## start

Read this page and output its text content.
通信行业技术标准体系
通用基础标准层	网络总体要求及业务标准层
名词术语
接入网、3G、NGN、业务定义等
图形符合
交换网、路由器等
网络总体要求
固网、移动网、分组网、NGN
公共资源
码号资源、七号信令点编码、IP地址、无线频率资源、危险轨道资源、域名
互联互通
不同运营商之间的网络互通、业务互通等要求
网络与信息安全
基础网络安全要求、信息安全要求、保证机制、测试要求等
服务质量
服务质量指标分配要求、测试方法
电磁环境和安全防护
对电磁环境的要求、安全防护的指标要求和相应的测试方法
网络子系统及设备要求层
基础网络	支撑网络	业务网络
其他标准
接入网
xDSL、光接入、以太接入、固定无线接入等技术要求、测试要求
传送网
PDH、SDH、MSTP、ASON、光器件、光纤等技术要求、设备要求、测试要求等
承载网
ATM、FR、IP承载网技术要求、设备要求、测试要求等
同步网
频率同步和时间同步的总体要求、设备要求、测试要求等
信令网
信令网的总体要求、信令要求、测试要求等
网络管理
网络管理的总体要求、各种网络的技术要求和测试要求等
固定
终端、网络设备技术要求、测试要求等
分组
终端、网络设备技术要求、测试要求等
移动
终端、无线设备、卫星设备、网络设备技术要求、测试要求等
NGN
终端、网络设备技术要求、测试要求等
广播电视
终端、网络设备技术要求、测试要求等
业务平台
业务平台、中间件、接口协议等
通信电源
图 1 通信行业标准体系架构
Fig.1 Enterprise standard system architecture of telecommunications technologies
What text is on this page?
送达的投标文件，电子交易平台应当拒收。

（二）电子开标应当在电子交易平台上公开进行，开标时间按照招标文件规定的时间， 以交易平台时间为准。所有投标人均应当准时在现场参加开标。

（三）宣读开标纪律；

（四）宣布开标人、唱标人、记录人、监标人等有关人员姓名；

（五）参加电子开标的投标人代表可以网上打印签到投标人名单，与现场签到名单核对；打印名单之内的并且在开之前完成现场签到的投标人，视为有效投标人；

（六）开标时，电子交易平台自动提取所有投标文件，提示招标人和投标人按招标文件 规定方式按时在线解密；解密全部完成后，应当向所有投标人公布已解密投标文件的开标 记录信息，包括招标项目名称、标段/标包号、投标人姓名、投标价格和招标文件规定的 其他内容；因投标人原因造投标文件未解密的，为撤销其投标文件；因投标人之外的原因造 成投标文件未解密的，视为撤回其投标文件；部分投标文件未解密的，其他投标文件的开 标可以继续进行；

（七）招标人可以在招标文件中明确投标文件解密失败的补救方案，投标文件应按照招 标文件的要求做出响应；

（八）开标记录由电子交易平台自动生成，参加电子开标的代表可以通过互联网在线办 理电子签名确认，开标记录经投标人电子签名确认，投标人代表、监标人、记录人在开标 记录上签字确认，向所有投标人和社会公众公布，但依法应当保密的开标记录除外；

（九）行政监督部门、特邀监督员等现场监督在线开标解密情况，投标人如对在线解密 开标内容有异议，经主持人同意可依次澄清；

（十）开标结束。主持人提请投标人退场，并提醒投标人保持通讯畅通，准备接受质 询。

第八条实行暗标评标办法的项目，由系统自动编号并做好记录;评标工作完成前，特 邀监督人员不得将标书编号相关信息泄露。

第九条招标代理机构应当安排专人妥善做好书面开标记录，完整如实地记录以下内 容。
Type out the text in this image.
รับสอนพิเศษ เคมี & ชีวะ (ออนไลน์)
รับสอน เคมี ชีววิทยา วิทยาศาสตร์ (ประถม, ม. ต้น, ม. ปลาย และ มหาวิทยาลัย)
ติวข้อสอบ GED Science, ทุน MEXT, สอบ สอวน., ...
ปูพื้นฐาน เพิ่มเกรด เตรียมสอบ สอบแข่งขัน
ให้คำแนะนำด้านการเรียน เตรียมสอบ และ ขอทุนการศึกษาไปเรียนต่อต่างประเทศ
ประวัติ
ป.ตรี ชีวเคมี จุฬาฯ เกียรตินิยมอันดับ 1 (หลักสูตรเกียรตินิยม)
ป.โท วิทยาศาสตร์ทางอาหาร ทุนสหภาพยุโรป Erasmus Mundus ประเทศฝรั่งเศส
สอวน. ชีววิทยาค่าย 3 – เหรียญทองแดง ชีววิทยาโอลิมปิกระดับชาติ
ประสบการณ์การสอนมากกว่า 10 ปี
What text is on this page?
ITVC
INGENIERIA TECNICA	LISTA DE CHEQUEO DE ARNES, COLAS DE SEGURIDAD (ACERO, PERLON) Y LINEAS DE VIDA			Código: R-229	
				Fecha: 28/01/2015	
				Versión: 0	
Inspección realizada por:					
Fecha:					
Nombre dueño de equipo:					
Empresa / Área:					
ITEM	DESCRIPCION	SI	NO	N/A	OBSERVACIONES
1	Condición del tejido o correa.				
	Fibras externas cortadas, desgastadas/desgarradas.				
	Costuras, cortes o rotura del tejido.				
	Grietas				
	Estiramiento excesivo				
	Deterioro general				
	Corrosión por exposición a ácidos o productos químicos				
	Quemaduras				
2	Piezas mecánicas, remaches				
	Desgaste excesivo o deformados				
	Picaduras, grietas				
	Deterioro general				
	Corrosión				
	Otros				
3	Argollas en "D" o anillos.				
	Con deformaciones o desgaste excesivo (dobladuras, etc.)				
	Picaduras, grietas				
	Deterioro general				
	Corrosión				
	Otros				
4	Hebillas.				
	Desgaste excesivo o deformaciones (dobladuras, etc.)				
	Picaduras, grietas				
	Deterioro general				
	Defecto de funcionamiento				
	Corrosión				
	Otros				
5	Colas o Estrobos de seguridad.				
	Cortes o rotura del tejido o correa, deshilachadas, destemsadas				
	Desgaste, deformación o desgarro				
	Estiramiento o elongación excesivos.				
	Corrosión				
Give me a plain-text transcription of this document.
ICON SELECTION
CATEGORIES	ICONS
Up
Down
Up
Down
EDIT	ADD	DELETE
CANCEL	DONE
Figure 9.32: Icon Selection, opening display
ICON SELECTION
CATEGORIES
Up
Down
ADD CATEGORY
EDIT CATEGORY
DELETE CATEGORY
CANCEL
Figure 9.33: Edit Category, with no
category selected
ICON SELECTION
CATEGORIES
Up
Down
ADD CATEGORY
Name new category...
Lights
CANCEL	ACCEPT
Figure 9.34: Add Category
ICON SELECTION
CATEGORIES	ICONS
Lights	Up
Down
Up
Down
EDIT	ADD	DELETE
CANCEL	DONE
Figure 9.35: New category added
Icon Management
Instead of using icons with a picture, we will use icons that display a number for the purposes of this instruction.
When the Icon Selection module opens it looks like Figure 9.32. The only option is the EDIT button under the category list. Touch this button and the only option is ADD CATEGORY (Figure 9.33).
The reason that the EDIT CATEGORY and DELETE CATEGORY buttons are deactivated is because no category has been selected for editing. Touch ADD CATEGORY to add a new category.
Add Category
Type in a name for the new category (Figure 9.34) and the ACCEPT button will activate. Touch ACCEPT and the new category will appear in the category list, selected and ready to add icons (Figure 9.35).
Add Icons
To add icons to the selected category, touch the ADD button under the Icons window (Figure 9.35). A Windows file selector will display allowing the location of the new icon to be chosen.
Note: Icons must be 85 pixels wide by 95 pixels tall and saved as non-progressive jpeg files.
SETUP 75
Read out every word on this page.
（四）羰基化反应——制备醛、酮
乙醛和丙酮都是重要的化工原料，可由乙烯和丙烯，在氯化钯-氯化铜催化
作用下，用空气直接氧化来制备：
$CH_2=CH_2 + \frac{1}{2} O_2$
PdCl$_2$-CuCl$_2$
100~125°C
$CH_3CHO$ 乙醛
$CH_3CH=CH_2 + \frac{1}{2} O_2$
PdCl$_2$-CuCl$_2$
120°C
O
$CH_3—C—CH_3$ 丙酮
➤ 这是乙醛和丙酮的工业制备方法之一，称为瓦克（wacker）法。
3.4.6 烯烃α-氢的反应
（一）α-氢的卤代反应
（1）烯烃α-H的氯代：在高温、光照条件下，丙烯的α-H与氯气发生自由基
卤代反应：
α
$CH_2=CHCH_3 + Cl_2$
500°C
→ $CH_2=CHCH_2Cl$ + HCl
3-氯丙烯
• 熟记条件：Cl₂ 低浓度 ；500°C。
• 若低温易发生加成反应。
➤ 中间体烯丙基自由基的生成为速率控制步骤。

## end

PROBLEM TO WORK ON → Extract, exactly as they appear, the lines from the one containing "Read out every word on this page." through the final line.

RESULT →
Read out every word on this page.
（四）羰基化反应——制备醛、酮
乙醛和丙酮都是重要的化工原料，可由乙烯和丙烯，在氯化钯-氯化铜催化
作用下，用空气直接氧化来制备：
$CH_2=CH_2 + \frac{1}{2} O_2$
PdCl$_2$-CuCl$_2$
100~125°C
$CH_3CHO$ 乙醛
$CH_3CH=CH_2 + \frac{1}{2} O_2$
PdCl$_2$-CuCl$_2$
120°C
O
$CH_3—C—CH_3$ 丙酮
➤ 这是乙醛和丙酮的工业制备方法之一，称为瓦克（wacker）法。
3.4.6 烯烃α-氢的反应
（一）α-氢的卤代反应
（1）烯烃α-H的氯代：在高温、光照条件下，丙烯的α-H与氯气发生自由基
卤代反应：
α
$CH_2=CHCH_3 + Cl_2$
500°C
→ $CH_2=CHCH_2Cl$ + HCl
3-氯丙烯
• 熟记条件：Cl₂ 低浓度 ；500°C。
• 若低温易发生加成反应。
➤ 中间体烯丙基自由基的生成为速率控制步骤。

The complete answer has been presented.